**EXERCISE TASK**
In the material below, identify each line bearing the word "Develop". Reproduce those lines.

**PROVIDED DATA**
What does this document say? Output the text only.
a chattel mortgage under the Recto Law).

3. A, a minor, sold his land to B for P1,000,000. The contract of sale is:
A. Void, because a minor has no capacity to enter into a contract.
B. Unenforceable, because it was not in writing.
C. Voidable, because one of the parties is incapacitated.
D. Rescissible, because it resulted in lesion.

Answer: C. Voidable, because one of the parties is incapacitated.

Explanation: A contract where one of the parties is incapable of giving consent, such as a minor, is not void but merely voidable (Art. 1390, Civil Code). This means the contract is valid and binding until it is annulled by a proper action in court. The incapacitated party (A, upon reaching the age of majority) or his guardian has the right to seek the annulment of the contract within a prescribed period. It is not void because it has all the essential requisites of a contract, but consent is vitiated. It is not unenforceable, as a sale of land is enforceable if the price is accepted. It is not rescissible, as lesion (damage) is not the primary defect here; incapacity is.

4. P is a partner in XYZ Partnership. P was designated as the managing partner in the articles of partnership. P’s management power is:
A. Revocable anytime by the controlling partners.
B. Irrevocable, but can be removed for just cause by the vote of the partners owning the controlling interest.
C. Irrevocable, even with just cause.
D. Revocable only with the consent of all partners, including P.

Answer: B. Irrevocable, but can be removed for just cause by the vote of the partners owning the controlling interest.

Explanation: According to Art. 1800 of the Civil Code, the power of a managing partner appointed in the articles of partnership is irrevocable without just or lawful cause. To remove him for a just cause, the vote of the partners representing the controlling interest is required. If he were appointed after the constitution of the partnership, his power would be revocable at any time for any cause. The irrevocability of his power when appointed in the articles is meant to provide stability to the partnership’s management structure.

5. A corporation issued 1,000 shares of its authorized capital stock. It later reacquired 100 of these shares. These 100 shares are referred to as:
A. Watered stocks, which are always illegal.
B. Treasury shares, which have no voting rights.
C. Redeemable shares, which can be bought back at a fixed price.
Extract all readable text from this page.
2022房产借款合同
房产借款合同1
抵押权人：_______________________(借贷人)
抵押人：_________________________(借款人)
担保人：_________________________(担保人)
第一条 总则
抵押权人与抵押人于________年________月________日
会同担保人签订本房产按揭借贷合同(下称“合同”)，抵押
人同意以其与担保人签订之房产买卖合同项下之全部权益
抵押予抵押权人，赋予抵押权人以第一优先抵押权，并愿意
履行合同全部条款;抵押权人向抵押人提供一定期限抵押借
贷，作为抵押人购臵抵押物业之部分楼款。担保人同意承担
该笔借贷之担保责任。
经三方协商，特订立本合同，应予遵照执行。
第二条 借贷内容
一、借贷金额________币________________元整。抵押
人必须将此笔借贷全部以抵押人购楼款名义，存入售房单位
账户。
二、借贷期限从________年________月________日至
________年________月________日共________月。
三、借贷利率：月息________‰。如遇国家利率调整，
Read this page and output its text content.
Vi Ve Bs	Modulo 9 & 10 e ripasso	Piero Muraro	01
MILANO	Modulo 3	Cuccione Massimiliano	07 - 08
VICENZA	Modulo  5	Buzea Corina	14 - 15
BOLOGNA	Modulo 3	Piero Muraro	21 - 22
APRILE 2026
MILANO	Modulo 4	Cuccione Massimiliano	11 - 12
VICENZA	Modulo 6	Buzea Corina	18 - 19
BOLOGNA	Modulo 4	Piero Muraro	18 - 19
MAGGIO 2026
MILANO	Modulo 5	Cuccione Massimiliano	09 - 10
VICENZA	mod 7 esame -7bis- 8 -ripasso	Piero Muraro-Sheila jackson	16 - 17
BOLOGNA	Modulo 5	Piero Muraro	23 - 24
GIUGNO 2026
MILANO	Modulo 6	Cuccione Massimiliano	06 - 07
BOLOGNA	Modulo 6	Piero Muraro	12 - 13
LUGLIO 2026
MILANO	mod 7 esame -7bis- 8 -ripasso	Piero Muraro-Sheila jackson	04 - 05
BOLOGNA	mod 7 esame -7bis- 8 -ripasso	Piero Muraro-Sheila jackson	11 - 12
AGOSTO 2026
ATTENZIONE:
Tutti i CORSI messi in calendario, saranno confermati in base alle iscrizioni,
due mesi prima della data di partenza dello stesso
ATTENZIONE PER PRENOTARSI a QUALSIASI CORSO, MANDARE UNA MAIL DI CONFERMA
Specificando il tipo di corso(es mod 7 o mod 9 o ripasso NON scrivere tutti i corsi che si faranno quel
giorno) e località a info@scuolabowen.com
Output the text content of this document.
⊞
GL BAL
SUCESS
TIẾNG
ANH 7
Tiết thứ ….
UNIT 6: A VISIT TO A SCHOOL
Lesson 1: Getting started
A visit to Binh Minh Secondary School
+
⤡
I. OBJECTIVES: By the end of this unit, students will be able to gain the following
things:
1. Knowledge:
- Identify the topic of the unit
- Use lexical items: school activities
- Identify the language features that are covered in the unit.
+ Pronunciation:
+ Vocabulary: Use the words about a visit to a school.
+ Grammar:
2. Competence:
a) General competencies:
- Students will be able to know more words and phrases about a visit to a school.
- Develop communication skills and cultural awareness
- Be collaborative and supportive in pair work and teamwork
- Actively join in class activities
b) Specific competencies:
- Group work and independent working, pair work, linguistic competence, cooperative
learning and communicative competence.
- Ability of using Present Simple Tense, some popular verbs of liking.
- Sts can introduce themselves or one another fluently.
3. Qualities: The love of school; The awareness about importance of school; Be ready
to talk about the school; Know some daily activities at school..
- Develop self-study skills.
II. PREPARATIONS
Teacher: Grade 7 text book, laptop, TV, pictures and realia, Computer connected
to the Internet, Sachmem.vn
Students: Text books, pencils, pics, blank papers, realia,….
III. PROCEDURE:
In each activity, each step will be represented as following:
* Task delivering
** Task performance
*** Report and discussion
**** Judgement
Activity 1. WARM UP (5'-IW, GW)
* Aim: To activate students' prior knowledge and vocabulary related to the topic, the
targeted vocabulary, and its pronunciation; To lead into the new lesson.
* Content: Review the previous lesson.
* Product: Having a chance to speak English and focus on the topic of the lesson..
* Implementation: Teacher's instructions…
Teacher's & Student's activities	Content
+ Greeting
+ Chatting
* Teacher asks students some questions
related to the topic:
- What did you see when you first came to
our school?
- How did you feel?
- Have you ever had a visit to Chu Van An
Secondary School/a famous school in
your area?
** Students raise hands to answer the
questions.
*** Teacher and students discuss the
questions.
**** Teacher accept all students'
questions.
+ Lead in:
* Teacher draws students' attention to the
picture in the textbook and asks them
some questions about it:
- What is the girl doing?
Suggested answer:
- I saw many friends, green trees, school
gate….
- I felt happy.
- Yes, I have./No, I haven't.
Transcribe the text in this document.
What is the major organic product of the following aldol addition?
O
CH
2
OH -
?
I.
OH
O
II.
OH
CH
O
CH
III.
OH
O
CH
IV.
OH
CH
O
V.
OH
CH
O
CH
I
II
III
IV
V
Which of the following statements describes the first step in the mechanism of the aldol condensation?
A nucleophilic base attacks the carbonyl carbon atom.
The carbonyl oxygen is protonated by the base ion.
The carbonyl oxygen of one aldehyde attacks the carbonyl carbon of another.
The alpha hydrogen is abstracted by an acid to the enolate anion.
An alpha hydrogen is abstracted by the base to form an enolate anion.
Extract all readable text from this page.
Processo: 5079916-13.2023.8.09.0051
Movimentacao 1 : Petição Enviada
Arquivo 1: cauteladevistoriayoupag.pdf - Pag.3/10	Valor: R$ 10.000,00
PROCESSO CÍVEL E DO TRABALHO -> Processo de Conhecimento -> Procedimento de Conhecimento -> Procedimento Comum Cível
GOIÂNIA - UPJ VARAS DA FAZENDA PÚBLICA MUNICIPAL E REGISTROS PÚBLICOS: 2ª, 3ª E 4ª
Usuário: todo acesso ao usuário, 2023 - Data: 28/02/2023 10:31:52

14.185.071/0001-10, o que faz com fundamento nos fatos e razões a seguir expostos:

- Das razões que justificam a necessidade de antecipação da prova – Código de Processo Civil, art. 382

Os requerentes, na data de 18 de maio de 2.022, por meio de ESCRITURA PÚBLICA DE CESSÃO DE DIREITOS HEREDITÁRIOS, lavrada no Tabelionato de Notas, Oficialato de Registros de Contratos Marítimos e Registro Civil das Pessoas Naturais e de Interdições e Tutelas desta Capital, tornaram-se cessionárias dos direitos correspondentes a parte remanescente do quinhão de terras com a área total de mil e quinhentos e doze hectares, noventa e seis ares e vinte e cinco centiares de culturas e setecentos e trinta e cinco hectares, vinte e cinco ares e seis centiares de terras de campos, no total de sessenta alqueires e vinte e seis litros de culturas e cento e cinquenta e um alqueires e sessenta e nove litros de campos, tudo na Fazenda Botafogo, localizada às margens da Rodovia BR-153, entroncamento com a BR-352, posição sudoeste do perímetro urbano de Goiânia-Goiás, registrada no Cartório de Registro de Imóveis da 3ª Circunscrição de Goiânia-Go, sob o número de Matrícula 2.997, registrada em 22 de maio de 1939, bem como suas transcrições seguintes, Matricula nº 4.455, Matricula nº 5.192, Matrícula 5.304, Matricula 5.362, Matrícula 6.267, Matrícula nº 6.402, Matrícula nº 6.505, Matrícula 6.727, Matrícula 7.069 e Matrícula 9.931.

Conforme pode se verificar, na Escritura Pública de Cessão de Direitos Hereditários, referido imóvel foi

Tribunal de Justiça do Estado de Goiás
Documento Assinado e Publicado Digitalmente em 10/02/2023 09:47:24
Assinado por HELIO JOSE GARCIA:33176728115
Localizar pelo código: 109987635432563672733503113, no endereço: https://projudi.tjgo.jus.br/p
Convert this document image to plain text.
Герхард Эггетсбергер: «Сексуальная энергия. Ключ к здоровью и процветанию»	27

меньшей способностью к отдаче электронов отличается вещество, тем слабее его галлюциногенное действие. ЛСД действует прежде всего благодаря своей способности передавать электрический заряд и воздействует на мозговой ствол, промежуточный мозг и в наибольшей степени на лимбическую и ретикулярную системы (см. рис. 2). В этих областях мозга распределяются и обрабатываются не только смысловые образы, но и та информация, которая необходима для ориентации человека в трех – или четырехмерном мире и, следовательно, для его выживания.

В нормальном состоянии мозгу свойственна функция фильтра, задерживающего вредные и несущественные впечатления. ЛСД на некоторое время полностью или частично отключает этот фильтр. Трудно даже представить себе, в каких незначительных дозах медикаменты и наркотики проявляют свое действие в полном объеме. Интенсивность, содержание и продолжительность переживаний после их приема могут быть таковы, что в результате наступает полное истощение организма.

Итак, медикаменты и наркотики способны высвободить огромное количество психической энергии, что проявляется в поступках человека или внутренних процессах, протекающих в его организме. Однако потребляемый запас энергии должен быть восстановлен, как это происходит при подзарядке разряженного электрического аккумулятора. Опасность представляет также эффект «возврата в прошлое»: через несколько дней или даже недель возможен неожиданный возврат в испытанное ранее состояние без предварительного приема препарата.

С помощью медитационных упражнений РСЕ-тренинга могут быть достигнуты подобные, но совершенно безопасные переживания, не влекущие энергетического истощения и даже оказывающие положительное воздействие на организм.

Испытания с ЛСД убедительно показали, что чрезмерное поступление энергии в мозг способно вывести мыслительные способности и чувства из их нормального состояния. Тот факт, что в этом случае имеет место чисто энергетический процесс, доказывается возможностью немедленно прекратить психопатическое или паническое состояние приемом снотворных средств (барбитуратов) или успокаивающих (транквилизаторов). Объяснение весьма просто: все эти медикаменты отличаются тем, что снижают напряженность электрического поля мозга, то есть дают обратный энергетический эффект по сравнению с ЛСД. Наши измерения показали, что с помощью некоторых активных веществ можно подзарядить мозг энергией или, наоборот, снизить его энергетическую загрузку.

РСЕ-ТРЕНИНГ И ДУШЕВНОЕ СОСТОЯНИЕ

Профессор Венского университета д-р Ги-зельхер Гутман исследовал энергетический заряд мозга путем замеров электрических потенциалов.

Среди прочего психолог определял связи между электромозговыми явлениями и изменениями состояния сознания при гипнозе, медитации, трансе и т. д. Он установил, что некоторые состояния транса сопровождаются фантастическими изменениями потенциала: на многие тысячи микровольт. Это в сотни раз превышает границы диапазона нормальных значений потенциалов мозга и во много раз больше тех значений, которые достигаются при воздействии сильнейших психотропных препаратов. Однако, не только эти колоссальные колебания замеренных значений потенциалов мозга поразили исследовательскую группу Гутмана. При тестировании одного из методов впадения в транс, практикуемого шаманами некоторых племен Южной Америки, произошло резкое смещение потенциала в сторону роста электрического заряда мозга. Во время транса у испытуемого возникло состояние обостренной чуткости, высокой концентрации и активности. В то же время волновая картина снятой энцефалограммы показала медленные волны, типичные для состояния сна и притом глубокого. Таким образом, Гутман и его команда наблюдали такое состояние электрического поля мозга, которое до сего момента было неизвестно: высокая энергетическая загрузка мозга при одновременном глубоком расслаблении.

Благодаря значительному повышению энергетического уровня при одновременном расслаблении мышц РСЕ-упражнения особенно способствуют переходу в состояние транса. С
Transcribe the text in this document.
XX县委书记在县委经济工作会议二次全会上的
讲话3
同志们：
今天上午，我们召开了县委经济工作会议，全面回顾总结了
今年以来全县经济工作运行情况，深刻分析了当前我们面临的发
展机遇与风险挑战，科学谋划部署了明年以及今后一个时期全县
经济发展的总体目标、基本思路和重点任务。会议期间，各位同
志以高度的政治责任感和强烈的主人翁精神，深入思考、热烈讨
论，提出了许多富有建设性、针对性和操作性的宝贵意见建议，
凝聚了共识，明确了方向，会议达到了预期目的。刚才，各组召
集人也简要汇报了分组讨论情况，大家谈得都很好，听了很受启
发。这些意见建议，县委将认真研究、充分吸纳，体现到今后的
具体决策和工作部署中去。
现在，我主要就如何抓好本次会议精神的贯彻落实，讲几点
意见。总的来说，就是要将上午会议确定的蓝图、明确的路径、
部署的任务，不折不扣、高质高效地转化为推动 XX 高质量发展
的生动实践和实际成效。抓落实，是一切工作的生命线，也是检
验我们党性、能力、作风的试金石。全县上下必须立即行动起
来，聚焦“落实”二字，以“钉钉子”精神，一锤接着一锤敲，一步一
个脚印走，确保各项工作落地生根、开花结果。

**COMPLETE RESPONSE**
- Develop communication skills and cultural awareness
- Develop self-study skills.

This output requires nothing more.